Annotated region listings

# # #

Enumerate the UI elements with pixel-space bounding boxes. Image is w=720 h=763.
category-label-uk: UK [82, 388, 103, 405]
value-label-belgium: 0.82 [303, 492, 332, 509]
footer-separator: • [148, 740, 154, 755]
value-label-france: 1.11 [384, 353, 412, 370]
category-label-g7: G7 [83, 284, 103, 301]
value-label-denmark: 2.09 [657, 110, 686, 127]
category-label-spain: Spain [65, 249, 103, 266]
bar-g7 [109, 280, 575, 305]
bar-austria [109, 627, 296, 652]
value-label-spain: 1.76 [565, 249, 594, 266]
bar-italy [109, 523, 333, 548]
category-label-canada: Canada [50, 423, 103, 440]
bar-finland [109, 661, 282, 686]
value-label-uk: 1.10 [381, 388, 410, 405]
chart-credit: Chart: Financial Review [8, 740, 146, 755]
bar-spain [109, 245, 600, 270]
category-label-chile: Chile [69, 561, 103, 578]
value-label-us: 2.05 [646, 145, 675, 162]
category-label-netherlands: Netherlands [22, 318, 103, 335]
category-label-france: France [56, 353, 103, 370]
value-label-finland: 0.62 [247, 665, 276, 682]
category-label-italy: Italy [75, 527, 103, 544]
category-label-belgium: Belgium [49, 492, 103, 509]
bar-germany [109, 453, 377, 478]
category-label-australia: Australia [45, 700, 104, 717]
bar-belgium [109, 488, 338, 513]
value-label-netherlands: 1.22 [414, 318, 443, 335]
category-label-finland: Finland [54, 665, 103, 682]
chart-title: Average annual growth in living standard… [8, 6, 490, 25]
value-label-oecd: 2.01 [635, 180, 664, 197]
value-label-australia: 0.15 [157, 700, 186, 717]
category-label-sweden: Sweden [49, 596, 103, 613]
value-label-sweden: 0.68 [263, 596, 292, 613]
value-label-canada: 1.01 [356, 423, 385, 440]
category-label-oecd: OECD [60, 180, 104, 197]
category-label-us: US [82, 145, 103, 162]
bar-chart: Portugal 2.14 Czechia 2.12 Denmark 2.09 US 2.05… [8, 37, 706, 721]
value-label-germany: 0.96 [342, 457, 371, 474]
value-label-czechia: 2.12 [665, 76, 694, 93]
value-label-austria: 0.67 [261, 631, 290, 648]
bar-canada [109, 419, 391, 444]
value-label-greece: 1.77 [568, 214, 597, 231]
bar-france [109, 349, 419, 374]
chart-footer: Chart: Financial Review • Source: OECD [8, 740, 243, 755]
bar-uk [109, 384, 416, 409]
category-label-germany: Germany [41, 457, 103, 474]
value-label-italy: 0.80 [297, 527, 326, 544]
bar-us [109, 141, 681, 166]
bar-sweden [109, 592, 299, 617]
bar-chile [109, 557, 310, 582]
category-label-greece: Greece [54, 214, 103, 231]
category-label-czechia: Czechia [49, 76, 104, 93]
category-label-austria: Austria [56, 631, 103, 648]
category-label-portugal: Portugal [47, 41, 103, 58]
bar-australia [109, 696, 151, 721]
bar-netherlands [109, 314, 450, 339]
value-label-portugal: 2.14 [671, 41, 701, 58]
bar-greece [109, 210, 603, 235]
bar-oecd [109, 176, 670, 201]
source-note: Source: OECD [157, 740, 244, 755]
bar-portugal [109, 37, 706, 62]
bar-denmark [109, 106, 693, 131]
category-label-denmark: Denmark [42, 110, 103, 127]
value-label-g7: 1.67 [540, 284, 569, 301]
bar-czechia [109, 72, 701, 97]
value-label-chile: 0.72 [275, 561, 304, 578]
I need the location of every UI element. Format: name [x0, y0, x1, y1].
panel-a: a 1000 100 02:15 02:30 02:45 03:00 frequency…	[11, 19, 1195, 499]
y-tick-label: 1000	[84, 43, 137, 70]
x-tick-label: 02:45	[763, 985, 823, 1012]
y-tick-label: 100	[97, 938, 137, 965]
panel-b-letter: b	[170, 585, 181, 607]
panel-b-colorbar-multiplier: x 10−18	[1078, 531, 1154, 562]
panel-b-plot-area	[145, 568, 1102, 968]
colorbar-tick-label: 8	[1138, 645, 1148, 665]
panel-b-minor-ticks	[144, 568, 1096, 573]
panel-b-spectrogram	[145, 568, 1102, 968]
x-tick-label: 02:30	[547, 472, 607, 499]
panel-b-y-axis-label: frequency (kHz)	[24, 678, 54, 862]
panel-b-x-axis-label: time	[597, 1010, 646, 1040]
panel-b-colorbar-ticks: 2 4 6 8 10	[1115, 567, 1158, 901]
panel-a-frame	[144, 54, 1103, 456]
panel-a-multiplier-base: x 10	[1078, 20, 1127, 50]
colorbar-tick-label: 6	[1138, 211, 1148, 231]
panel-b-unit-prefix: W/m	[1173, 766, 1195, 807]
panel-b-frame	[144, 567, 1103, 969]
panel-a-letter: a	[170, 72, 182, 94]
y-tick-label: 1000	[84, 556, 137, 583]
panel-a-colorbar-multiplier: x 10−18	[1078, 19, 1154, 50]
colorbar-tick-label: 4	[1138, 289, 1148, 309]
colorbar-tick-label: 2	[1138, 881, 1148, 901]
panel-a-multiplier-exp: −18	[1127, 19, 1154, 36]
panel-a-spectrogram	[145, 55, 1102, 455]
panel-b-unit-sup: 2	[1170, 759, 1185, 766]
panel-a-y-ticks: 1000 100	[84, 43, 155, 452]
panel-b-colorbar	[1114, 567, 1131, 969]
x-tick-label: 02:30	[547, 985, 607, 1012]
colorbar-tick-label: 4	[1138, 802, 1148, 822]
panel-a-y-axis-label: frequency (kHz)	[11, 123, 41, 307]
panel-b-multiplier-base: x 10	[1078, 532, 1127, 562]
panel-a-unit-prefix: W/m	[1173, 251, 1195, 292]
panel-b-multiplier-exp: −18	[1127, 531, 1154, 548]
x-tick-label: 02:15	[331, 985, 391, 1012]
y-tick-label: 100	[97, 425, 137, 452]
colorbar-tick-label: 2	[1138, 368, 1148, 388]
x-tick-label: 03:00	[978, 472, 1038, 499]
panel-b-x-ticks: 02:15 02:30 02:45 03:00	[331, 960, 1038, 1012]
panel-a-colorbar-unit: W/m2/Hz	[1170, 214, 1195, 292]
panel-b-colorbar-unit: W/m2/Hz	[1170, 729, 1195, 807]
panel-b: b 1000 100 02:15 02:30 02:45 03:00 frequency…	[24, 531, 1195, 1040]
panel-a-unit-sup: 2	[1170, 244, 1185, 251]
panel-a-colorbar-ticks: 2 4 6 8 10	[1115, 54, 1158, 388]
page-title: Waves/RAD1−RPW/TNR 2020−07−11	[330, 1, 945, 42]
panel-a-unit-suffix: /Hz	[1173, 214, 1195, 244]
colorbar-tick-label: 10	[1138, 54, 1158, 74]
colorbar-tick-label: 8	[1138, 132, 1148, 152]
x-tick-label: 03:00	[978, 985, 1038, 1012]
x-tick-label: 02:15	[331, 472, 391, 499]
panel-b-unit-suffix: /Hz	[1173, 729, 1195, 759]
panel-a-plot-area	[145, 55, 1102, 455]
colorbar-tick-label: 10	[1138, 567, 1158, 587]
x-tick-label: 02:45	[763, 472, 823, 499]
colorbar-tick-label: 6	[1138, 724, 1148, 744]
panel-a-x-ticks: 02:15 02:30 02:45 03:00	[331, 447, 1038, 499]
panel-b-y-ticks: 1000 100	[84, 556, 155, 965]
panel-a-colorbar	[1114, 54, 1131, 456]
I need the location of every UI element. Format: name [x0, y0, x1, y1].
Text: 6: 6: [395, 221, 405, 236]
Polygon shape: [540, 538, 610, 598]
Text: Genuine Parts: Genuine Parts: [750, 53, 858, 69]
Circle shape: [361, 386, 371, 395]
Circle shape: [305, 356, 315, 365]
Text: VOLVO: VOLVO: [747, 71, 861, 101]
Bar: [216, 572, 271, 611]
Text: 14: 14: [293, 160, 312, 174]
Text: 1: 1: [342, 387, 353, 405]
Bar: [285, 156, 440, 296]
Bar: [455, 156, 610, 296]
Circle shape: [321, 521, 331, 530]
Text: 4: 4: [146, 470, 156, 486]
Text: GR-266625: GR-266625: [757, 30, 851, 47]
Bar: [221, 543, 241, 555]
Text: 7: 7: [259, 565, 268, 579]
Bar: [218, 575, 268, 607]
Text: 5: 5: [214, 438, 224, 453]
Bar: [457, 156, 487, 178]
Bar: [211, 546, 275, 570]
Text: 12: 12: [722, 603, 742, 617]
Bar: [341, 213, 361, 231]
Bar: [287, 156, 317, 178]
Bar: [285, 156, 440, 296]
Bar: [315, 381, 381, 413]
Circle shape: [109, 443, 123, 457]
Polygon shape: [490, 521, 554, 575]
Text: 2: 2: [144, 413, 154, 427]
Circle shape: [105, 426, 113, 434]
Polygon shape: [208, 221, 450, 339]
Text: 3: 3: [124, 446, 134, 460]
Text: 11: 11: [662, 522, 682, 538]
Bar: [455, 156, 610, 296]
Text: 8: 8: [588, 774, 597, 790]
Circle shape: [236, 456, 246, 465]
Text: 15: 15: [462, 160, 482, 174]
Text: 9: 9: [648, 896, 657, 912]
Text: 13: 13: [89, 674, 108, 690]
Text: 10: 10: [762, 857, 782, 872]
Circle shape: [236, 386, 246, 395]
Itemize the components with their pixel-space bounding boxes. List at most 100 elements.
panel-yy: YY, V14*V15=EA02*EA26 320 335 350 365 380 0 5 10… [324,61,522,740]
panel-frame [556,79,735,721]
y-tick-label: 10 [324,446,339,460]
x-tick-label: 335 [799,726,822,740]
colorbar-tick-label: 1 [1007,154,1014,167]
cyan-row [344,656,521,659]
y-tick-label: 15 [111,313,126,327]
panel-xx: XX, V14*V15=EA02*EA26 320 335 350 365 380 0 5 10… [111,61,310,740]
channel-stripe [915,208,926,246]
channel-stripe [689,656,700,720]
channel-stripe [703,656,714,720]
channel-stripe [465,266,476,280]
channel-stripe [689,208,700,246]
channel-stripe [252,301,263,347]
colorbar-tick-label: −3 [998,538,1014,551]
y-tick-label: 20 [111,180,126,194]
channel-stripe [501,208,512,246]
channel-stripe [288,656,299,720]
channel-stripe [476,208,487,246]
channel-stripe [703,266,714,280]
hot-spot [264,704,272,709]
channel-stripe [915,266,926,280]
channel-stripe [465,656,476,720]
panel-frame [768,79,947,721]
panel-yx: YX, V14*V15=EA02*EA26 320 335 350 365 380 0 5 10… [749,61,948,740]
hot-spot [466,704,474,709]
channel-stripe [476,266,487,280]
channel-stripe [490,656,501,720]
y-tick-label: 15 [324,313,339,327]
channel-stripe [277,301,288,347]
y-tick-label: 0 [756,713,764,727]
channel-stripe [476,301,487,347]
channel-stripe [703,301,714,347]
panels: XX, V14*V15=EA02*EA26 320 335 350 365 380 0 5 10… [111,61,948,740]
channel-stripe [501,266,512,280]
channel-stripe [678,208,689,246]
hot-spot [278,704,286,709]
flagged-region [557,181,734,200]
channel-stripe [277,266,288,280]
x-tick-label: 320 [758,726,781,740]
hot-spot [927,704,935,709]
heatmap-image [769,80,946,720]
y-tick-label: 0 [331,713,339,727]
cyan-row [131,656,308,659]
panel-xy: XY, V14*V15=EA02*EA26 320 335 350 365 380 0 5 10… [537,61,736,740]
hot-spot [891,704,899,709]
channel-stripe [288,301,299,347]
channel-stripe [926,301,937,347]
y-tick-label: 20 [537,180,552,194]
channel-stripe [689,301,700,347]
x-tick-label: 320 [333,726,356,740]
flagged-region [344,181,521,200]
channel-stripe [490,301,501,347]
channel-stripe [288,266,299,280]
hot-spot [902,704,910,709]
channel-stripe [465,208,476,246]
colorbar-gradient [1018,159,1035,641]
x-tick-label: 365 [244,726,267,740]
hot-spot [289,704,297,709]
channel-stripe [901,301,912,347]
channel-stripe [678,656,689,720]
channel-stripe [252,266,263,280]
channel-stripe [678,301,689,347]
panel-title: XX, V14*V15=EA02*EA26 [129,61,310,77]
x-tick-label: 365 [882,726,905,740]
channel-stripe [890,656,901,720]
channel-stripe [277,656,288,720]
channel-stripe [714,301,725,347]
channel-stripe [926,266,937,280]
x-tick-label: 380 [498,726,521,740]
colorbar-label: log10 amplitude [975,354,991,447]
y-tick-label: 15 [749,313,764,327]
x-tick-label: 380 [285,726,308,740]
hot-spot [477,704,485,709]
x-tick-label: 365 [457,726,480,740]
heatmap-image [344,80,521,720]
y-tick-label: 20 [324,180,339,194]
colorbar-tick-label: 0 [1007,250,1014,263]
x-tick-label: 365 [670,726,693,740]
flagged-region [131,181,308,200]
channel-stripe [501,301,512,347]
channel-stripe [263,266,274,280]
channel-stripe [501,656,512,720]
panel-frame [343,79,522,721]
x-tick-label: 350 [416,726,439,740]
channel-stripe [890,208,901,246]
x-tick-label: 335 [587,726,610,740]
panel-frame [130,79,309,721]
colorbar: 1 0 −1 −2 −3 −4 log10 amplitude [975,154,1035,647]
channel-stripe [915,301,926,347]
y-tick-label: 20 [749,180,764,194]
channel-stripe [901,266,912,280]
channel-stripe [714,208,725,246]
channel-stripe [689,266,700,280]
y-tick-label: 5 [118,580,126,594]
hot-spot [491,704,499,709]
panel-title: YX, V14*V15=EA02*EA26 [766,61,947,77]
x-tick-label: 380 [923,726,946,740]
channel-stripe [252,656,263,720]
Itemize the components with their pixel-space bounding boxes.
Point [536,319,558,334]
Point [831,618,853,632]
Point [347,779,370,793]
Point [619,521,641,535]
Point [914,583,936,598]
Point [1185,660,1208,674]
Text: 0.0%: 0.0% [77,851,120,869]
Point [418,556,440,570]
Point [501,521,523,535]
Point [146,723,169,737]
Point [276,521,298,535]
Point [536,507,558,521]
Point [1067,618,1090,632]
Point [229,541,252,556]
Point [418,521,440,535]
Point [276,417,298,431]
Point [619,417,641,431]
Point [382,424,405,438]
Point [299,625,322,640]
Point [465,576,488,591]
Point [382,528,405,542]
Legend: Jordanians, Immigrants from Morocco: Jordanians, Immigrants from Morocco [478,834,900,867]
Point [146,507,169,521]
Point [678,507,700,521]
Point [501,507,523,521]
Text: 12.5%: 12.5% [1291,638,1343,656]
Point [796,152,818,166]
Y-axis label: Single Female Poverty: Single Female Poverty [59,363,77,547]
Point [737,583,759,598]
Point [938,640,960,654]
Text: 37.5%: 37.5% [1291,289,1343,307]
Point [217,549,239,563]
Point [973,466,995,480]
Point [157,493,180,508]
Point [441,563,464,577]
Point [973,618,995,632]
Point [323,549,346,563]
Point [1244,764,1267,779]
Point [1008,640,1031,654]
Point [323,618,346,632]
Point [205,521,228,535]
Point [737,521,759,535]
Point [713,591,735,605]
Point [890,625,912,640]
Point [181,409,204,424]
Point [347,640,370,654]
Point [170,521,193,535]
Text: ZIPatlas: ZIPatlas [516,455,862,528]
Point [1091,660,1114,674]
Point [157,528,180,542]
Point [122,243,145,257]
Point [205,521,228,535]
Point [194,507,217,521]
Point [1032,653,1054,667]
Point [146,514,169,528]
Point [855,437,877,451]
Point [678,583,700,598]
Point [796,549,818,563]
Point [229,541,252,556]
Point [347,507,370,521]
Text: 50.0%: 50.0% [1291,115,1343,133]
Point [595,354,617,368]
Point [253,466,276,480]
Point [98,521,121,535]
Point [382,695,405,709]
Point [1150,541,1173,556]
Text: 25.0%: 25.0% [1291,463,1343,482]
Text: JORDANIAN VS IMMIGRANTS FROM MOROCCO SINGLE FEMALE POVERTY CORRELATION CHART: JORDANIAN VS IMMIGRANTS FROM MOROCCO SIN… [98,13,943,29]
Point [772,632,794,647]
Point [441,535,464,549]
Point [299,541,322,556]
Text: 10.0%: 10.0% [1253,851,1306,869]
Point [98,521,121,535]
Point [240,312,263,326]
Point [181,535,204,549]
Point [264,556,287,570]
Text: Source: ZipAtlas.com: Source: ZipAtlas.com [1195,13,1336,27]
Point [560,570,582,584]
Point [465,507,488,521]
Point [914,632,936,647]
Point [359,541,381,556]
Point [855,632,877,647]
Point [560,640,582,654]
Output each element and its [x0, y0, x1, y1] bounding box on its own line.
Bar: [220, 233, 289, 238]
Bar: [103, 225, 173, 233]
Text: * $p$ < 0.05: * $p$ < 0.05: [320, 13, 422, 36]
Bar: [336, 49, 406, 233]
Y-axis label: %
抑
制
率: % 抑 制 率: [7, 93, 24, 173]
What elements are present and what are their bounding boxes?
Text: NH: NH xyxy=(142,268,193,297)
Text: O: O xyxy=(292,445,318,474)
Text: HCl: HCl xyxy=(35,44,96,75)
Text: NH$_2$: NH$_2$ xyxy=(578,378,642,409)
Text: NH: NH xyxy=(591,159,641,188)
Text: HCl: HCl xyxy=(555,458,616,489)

# # #

What to work on =
Tally the lines in the records above that contain the string "elements", treating case as significant. Give only the number.

Solution to the exercise =
3